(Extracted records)
** begin **

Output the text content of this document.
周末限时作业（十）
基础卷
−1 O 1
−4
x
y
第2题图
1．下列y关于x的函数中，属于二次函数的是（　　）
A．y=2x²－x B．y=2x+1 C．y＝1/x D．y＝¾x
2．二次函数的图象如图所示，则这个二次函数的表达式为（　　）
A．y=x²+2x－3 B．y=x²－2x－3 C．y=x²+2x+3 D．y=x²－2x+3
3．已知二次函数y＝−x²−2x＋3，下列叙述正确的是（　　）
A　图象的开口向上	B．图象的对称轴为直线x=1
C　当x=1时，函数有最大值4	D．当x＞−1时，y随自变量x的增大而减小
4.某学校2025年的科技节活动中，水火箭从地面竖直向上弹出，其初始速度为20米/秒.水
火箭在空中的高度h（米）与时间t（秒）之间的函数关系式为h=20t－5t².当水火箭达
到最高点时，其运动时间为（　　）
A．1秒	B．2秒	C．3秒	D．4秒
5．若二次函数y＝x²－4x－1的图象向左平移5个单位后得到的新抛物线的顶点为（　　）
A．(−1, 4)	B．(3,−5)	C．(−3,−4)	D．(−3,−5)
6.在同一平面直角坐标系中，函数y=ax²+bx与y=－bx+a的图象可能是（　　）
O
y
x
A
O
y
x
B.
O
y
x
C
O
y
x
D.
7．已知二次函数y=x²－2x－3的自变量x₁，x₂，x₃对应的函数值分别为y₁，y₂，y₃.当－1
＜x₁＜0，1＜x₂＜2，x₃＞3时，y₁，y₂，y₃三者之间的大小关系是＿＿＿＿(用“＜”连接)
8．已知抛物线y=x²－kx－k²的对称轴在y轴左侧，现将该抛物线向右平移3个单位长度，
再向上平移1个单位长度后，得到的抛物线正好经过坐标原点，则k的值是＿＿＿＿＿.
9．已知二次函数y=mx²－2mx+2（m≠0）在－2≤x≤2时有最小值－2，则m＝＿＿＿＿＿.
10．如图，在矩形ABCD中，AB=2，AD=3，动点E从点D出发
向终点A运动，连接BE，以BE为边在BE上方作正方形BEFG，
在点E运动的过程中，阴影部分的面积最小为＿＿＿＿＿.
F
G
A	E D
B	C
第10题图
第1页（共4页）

** end **

**WRITTEN REQUEST:** Take the material above and return all of it exactly.

**RESPONSE TO THIS EXERCISE:**
Output the text content of this document.
周末限时作业（十）
基础卷
−1 O 1
−4
x
y
第2题图
1．下列y关于x的函数中，属于二次函数的是（　　）
A．y=2x²－x B．y=2x+1 C．y＝1/x D．y＝¾x
2．二次函数的图象如图所示，则这个二次函数的表达式为（　　）
A．y=x²+2x－3 B．y=x²－2x－3 C．y=x²+2x+3 D．y=x²－2x+3
3．已知二次函数y＝−x²−2x＋3，下列叙述正确的是（　　）
A　图象的开口向上	B．图象的对称轴为直线x=1
C　当x=1时，函数有最大值4	D．当x＞−1时，y随自变量x的增大而减小
4.某学校2025年的科技节活动中，水火箭从地面竖直向上弹出，其初始速度为20米/秒.水
火箭在空中的高度h（米）与时间t（秒）之间的函数关系式为h=20t－5t².当水火箭达
到最高点时，其运动时间为（　　）
A．1秒	B．2秒	C．3秒	D．4秒
5．若二次函数y＝x²－4x－1的图象向左平移5个单位后得到的新抛物线的顶点为（　　）
A．(−1, 4)	B．(3,−5)	C．(−3,−4)	D．(−3,−5)
6.在同一平面直角坐标系中，函数y=ax²+bx与y=－bx+a的图象可能是（　　）
O
y
x
A
O
y
x
B.
O
y
x
C
O
y
x
D.
7．已知二次函数y=x²－2x－3的自变量x₁，x₂，x₃对应的函数值分别为y₁，y₂，y₃.当－1
＜x₁＜0，1＜x₂＜2，x₃＞3时，y₁，y₂，y₃三者之间的大小关系是＿＿＿＿(用“＜”连接)
8．已知抛物线y=x²－kx－k²的对称轴在y轴左侧，现将该抛物线向右平移3个单位长度，
再向上平移1个单位长度后，得到的抛物线正好经过坐标原点，则k的值是＿＿＿＿＿.
9．已知二次函数y=mx²－2mx+2（m≠0）在－2≤x≤2时有最小值－2，则m＝＿＿＿＿＿.
10．如图，在矩形ABCD中，AB=2，AD=3，动点E从点D出发
向终点A运动，连接BE，以BE为边在BE上方作正方形BEFG，
在点E运动的过程中，阴影部分的面积最小为＿＿＿＿＿.
F
G
A	E D
B	C
第10题图
第1页（共4页）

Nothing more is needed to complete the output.